▶ The request: Locate the lines where "alto" occurs and copy them as they stand.
__________
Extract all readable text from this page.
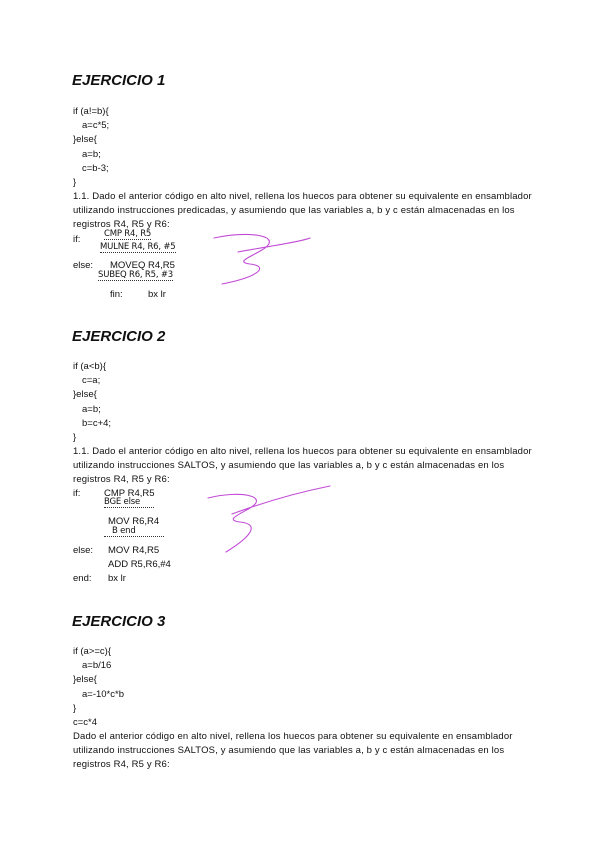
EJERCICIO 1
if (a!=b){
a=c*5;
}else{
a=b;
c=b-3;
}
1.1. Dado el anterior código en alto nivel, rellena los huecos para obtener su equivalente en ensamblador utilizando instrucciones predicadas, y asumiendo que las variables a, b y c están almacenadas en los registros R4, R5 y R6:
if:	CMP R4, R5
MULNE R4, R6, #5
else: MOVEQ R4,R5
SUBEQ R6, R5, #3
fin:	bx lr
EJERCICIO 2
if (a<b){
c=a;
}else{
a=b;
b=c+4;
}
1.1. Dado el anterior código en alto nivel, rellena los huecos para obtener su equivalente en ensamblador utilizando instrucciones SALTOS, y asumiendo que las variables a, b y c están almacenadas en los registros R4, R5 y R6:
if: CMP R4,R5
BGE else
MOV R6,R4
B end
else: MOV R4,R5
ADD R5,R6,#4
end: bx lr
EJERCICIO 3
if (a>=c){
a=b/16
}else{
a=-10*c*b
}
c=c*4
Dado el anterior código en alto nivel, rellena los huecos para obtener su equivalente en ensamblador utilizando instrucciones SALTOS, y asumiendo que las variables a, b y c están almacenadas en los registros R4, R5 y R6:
__________
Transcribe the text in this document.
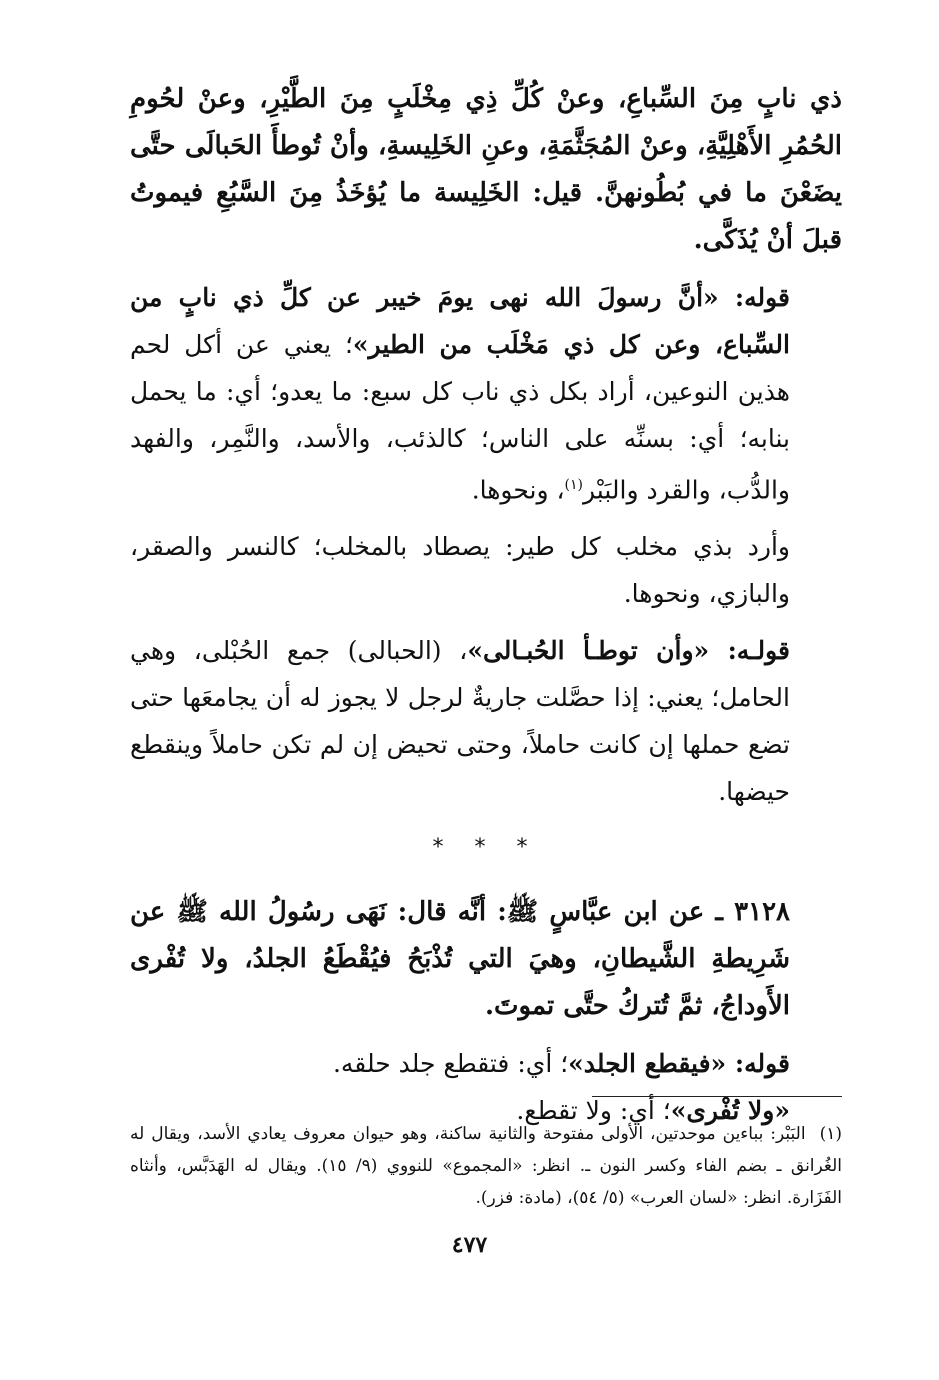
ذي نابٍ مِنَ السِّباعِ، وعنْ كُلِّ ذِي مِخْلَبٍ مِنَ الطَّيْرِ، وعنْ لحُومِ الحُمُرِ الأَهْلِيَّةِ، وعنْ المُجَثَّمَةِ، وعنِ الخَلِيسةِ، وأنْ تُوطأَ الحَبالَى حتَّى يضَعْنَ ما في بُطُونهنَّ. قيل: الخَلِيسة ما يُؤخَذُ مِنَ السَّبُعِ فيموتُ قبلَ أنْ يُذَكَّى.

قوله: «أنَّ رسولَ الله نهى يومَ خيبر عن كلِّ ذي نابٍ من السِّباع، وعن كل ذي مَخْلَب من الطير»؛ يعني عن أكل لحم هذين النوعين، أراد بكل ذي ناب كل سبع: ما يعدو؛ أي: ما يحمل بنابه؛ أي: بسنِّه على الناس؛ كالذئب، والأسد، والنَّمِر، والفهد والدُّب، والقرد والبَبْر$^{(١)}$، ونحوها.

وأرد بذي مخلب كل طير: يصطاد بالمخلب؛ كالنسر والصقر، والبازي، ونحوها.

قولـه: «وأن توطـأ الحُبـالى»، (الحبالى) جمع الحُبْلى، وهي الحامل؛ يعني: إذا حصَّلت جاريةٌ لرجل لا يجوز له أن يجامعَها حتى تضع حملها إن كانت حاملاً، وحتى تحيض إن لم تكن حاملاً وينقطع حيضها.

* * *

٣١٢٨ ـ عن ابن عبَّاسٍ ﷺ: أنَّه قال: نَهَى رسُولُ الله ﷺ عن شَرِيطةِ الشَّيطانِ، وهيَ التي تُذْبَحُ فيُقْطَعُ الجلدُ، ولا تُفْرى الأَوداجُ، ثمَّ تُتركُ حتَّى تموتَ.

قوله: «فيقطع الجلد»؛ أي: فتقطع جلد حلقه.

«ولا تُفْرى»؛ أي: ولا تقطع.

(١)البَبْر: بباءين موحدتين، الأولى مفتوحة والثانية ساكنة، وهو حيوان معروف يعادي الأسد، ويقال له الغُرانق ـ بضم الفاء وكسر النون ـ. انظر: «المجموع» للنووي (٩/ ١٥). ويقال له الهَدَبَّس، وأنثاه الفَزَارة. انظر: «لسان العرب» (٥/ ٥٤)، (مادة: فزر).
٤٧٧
__________
▶ Task output:
1.1. Dado el anterior código en alto nivel, rellena los huecos para obtener su equivalente en ensamblador utilizando instrucciones predicadas, y asumiendo que las variables a, b y c están almacenadas en los registros R4, R5 y R6:
1.1. Dado el anterior código en alto nivel, rellena los huecos para obtener su equivalente en ensamblador utilizando instrucciones SALTOS, y asumiendo que las variables a, b y c están almacenadas en los registros R4, R5 y R6:
Dado el anterior código en alto nivel, rellena los huecos para obtener su equivalente en ensamblador utilizando instrucciones SALTOS, y asumiendo que las variables a, b y c están almacenadas en los registros R4, R5 y R6:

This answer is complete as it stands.